#### Work instructions:
Find the lines of data that contain the string "роста", then list them.

(Excerpts from a figure dataset)
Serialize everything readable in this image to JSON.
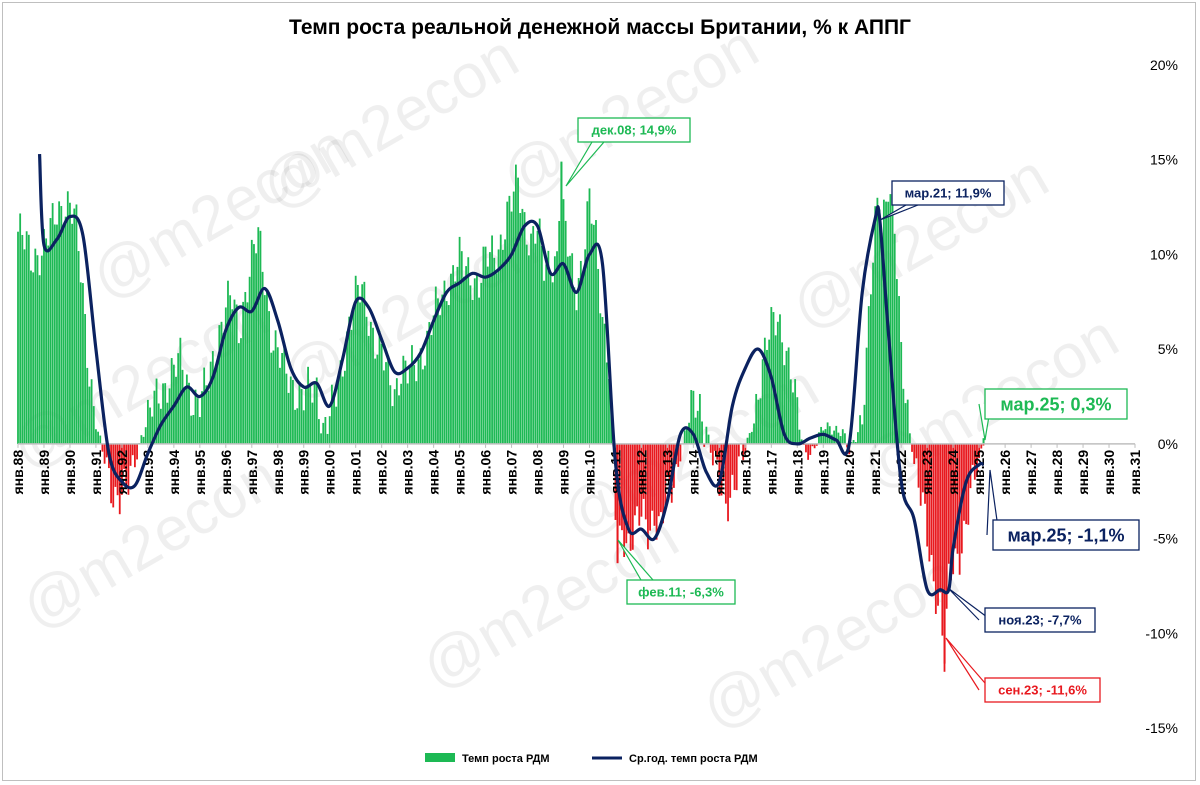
{
  "chart_data": {
    "type": "bar",
    "title": "Темп роста реальной денежной массы Британии, % к АППГ",
    "xlabel": "",
    "ylabel": "",
    "ylim": [
      -15,
      20
    ],
    "yticks": [
      -15,
      -10,
      -5,
      0,
      5,
      10,
      15,
      20
    ],
    "ytick_labels": [
      "-15%",
      "-10%",
      "-5%",
      "0%",
      "5%",
      "10%",
      "15%",
      "20%"
    ],
    "xlim": [
      1988.0,
      2031.0
    ],
    "xtick_labels": [
      "янв.88",
      "янв.89",
      "янв.90",
      "янв.91",
      "янв.92",
      "янв.93",
      "янв.94",
      "янв.95",
      "янв.96",
      "янв.97",
      "янв.98",
      "янв.99",
      "янв.00",
      "янв.01",
      "янв.02",
      "янв.03",
      "янв.04",
      "янв.05",
      "янв.06",
      "янв.07",
      "янв.08",
      "янв.09",
      "янв.10",
      "янв.11",
      "янв.12",
      "янв.13",
      "янв.14",
      "янв.15",
      "янв.16",
      "янв.17",
      "янв.18",
      "янв.19",
      "янв.20",
      "янв.21",
      "янв.22",
      "янв.23",
      "янв.24",
      "янв.25",
      "янв.26",
      "янв.27",
      "янв.28",
      "янв.29",
      "янв.30",
      "янв.31"
    ],
    "grid": false,
    "legend_position": "bottom",
    "positive_color": "#1db954",
    "negative_color": "#e8191f",
    "avg_line_color": "#0b2260",
    "series": [
      {
        "name": "Темп роста РДМ",
        "kind": "bar",
        "x": [
          1988.0,
          1988.25,
          1988.5,
          1988.75,
          1989.0,
          1989.25,
          1989.5,
          1989.75,
          1990.0,
          1990.25,
          1990.5,
          1990.75,
          1991.0,
          1991.25,
          1991.5,
          1991.75,
          1992.0,
          1992.25,
          1992.5,
          1992.75,
          1993.0,
          1993.25,
          1993.5,
          1993.75,
          1994.0,
          1994.25,
          1994.5,
          1994.75,
          1995.0,
          1995.25,
          1995.5,
          1995.75,
          1996.0,
          1996.25,
          1996.5,
          1996.75,
          1997.0,
          1997.25,
          1997.5,
          1997.75,
          1998.0,
          1998.25,
          1998.5,
          1998.75,
          1999.0,
          1999.25,
          1999.5,
          1999.75,
          2000.0,
          2000.25,
          2000.5,
          2000.75,
          2001.0,
          2001.25,
          2001.5,
          2001.75,
          2002.0,
          2002.25,
          2002.5,
          2002.75,
          2003.0,
          2003.25,
          2003.5,
          2003.75,
          2004.0,
          2004.25,
          2004.5,
          2004.75,
          2005.0,
          2005.25,
          2005.5,
          2005.75,
          2006.0,
          2006.25,
          2006.5,
          2006.75,
          2007.0,
          2007.25,
          2007.5,
          2007.75,
          2008.0,
          2008.25,
          2008.5,
          2008.75,
          2008.92,
          2009.0,
          2009.25,
          2009.5,
          2009.75,
          2010.0,
          2010.25,
          2010.5,
          2010.75,
          2011.08,
          2011.25,
          2011.5,
          2011.75,
          2012.0,
          2012.25,
          2012.5,
          2012.75,
          2013.0,
          2013.25,
          2013.5,
          2013.75,
          2014.0,
          2014.25,
          2014.5,
          2014.75,
          2015.0,
          2015.25,
          2015.5,
          2015.75,
          2016.0,
          2016.25,
          2016.5,
          2016.75,
          2017.0,
          2017.25,
          2017.5,
          2017.75,
          2018.0,
          2018.25,
          2018.5,
          2018.75,
          2019.0,
          2019.25,
          2019.5,
          2019.75,
          2020.0,
          2020.25,
          2020.5,
          2020.75,
          2021.0,
          2021.17,
          2021.25,
          2021.5,
          2021.75,
          2022.0,
          2022.25,
          2022.5,
          2022.75,
          2023.0,
          2023.25,
          2023.5,
          2023.67,
          2023.83,
          2024.0,
          2024.25,
          2024.5,
          2024.75,
          2025.0,
          2025.17
        ],
        "values": [
          11.2,
          10.5,
          9.8,
          10.2,
          10.4,
          11.0,
          12.3,
          12.8,
          12.6,
          11.2,
          8.0,
          4.0,
          1.0,
          -0.5,
          -1.8,
          -2.5,
          -2.8,
          -2.4,
          -1.0,
          0.5,
          1.2,
          2.0,
          2.8,
          3.5,
          3.8,
          4.2,
          3.4,
          2.5,
          2.0,
          2.8,
          4.5,
          6.0,
          7.0,
          7.5,
          6.2,
          8.0,
          9.5,
          10.8,
          9.0,
          6.0,
          4.5,
          4.0,
          3.5,
          2.8,
          2.2,
          2.8,
          3.2,
          1.0,
          1.2,
          2.5,
          4.5,
          6.5,
          7.5,
          8.0,
          7.0,
          5.5,
          4.5,
          3.5,
          3.0,
          4.0,
          3.5,
          4.0,
          4.8,
          5.5,
          6.5,
          7.5,
          8.5,
          9.0,
          9.5,
          9.2,
          9.0,
          8.5,
          9.5,
          10.0,
          10.5,
          11.5,
          12.5,
          14.0,
          12.0,
          10.5,
          11.0,
          9.5,
          10.0,
          9.5,
          14.9,
          11.5,
          10.0,
          8.5,
          9.5,
          12.5,
          11.0,
          7.0,
          4.0,
          -6.3,
          -4.5,
          -5.0,
          -4.5,
          -4.0,
          -4.5,
          -3.5,
          -4.5,
          -3.0,
          -2.0,
          -0.5,
          1.0,
          1.8,
          2.0,
          1.0,
          -1.0,
          -2.5,
          -3.0,
          -2.0,
          -1.5,
          -0.5,
          1.0,
          3.0,
          4.5,
          6.0,
          7.0,
          5.5,
          3.5,
          1.5,
          -0.2,
          -0.5,
          0.0,
          0.8,
          1.0,
          0.8,
          0.5,
          -0.5,
          0.5,
          1.5,
          6.0,
          11.5,
          13.5,
          11.9,
          14.0,
          11.0,
          4.5,
          2.0,
          -1.0,
          -3.0,
          -5.0,
          -7.0,
          -8.5,
          -11.6,
          -7.7,
          -6.5,
          -5.5,
          -4.0,
          -2.5,
          -1.0,
          0.3
        ]
      },
      {
        "name": "Ср.год. темп роста РДМ",
        "kind": "line",
        "x": [
          1988.0,
          1988.5,
          1988.83,
          1989.0,
          1989.5,
          1990.0,
          1990.5,
          1991.0,
          1991.5,
          1992.0,
          1992.5,
          1993.0,
          1993.5,
          1994.0,
          1994.5,
          1995.0,
          1995.5,
          1996.0,
          1996.5,
          1997.0,
          1997.5,
          1998.0,
          1998.5,
          1999.0,
          1999.5,
          2000.0,
          2000.5,
          2001.0,
          2001.5,
          2002.0,
          2002.5,
          2003.0,
          2003.5,
          2004.0,
          2004.5,
          2005.0,
          2005.5,
          2006.0,
          2006.5,
          2007.0,
          2007.5,
          2008.0,
          2008.5,
          2009.0,
          2009.5,
          2010.0,
          2010.5,
          2011.0,
          2011.5,
          2012.0,
          2012.5,
          2013.0,
          2013.5,
          2014.0,
          2014.5,
          2015.0,
          2015.5,
          2016.0,
          2016.5,
          2017.0,
          2017.5,
          2018.0,
          2018.5,
          2019.0,
          2019.5,
          2020.0,
          2020.5,
          2021.0,
          2021.17,
          2021.5,
          2022.0,
          2022.5,
          2023.0,
          2023.5,
          2023.83,
          2024.0,
          2024.5,
          2025.0,
          2025.17
        ],
        "values": [
          null,
          null,
          15.3,
          10.5,
          10.8,
          12.0,
          11.0,
          5.0,
          -0.5,
          -2.0,
          -2.2,
          -0.5,
          1.0,
          2.0,
          3.0,
          2.5,
          3.5,
          6.0,
          7.2,
          7.0,
          8.2,
          6.5,
          4.0,
          3.0,
          3.2,
          2.0,
          4.5,
          7.5,
          7.2,
          5.5,
          3.8,
          4.0,
          4.8,
          6.5,
          8.0,
          8.5,
          9.0,
          8.8,
          9.2,
          10.0,
          11.5,
          11.5,
          9.0,
          9.5,
          8.0,
          10.0,
          9.5,
          -1.0,
          -4.5,
          -4.5,
          -5.0,
          -3.0,
          0.5,
          0.5,
          -1.5,
          -2.0,
          2.0,
          4.0,
          5.0,
          3.5,
          0.5,
          0.0,
          0.3,
          0.5,
          0.2,
          0.0,
          8.0,
          11.9,
          11.9,
          6.0,
          -2.0,
          -4.0,
          -7.7,
          -7.7,
          -7.7,
          -5.5,
          -2.0,
          -1.1,
          -1.1
        ]
      }
    ],
    "annotations": [
      {
        "text": "дек.08; 14,9%",
        "x": 2008.92,
        "y": 14.9,
        "color": "#1db954"
      },
      {
        "text": "мар.21; 11,9%",
        "x": 2021.17,
        "y": 11.9,
        "color": "#0b2260"
      },
      {
        "text": "мар.25; 0,3%",
        "x": 2025.17,
        "y": 0.3,
        "color": "#1db954"
      },
      {
        "text": "мар.25; -1,1%",
        "x": 2025.17,
        "y": -1.1,
        "color": "#0b2260"
      },
      {
        "text": "фев.11; -6,3%",
        "x": 2011.08,
        "y": -6.3,
        "color": "#1db954"
      },
      {
        "text": "ноя.23; -7,7%",
        "x": 2023.83,
        "y": -7.7,
        "color": "#0b2260"
      },
      {
        "text": "сен.23; -11,6%",
        "x": 2023.67,
        "y": -11.6,
        "color": "#e8191f"
      }
    ],
    "watermark": "@m2econ"
  }
}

#### Written response:
    "title": "Темп роста реальной денежной массы Британии, % к АППГ",
        "name": "Темп роста РДМ",
        "name": "Ср.год. темп роста РДМ",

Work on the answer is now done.